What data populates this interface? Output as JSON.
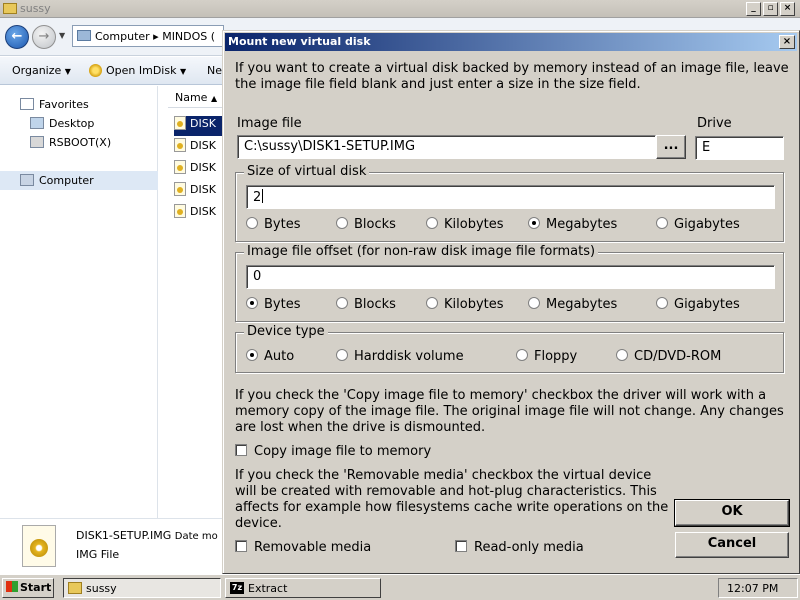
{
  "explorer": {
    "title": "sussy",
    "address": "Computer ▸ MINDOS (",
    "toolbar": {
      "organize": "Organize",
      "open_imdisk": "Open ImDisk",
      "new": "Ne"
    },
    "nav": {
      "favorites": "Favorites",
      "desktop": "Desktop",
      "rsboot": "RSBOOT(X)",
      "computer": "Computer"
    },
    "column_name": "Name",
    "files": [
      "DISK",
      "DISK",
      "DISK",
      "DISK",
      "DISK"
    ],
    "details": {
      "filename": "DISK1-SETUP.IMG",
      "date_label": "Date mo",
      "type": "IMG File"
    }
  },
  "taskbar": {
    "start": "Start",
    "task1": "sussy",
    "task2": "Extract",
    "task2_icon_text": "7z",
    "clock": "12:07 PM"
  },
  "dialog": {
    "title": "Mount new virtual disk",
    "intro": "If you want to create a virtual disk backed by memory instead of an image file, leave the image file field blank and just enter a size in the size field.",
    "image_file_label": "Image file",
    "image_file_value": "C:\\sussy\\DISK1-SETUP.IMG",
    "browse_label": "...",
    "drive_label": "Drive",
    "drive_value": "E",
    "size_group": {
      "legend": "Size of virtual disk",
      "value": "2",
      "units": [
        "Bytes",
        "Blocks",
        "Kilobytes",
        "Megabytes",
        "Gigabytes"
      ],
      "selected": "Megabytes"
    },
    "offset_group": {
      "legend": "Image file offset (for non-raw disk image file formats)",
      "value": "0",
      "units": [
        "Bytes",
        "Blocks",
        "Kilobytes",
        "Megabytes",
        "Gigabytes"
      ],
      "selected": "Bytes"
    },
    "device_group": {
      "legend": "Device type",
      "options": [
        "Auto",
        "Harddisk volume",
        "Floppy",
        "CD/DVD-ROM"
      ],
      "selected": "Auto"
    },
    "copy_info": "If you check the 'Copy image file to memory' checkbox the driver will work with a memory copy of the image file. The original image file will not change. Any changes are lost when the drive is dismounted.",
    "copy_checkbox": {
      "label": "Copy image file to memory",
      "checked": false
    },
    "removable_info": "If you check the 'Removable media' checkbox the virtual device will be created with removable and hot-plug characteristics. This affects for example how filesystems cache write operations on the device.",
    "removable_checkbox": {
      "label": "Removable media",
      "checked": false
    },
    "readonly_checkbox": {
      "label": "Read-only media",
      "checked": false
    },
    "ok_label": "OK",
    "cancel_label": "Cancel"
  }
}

*TASK DETAILS:*
Show all lines from the data above in which the word "legend" appears.

*RESULT OF THE TASK:*
      "legend": "Size of virtual disk",
      "legend": "Image file offset (for non-raw disk image file formats)",
      "legend": "Device type",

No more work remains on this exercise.